(Data entries for graphics)

· · · ·

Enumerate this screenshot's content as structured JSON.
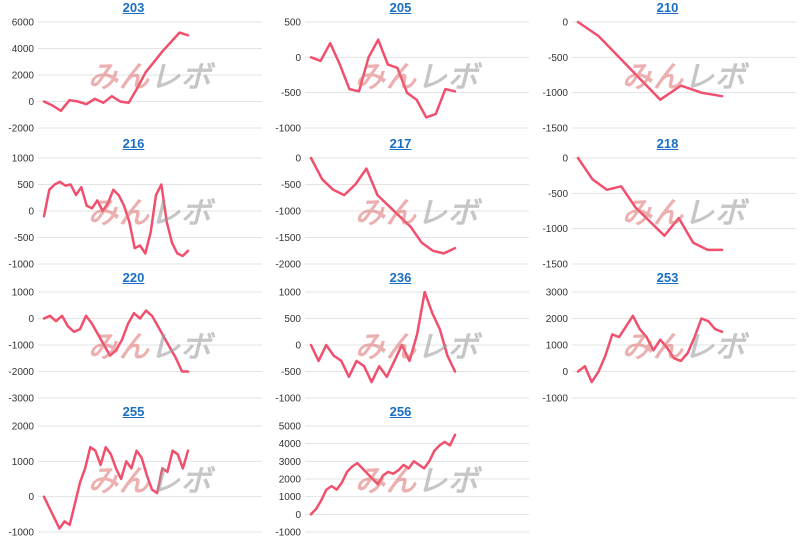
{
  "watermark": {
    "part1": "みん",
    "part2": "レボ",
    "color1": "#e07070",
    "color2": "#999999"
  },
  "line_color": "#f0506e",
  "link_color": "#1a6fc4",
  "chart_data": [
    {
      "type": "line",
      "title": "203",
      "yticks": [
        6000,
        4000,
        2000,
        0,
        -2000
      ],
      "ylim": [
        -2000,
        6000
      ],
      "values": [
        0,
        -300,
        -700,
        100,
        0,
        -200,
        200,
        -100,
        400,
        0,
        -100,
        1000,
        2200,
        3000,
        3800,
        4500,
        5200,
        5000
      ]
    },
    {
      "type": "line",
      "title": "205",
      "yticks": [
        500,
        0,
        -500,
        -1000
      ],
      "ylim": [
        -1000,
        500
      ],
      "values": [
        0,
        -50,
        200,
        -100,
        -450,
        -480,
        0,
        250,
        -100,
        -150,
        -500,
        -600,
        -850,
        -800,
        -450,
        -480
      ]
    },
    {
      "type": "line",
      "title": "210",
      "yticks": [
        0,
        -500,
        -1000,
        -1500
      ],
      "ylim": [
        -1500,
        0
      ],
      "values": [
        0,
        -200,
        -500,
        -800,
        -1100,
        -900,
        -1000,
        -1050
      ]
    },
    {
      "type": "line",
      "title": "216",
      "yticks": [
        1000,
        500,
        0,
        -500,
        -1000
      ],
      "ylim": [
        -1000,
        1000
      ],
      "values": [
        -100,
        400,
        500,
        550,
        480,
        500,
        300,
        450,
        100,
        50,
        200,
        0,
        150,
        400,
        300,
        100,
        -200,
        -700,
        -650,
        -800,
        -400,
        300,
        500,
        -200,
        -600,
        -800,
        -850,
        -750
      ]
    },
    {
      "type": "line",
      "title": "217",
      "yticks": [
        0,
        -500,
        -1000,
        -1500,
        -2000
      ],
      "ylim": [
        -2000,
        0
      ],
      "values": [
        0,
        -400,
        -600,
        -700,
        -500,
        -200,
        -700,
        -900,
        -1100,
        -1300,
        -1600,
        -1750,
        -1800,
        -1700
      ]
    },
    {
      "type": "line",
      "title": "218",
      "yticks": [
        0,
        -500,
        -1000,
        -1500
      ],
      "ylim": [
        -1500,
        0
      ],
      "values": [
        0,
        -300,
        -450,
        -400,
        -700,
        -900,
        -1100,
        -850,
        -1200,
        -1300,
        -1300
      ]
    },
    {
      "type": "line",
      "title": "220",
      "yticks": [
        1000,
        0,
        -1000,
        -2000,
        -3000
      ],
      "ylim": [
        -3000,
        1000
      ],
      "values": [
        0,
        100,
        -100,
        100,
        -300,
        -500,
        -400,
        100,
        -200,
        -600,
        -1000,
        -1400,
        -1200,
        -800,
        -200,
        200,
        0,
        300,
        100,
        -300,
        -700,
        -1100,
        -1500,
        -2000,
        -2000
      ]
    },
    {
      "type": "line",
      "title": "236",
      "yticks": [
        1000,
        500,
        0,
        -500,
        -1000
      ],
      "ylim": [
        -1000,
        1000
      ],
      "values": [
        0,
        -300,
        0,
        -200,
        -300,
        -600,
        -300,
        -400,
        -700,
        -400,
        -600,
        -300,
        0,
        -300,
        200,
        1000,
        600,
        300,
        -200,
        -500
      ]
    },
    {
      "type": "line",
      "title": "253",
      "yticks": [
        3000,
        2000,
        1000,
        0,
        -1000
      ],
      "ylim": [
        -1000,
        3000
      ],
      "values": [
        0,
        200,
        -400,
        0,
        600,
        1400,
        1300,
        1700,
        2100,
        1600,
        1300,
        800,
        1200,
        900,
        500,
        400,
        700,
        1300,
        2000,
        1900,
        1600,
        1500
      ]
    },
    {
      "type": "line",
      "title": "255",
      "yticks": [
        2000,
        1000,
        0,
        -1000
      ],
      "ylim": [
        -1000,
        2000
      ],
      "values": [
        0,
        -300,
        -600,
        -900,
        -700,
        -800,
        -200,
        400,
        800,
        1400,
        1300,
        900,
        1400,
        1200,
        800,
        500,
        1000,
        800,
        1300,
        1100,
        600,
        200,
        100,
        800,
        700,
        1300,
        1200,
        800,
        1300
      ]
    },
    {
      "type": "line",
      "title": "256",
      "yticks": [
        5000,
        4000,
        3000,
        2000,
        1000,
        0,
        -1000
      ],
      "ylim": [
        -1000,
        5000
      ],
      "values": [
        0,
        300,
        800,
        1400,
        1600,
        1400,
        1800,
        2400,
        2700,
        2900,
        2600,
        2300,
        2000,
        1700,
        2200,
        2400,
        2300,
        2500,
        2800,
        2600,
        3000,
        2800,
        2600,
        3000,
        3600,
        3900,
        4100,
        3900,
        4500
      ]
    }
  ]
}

· · · ·

* _Instruction_
Set out every line from the material that contains the string "title".

* _Worked answer_
      "title": "203",
      "title": "205",
      "title": "210",
      "title": "216",
      "title": "217",
      "title": "218",
      "title": "220",
      "title": "236",
      "title": "253",
      "title": "255",
      "title": "256",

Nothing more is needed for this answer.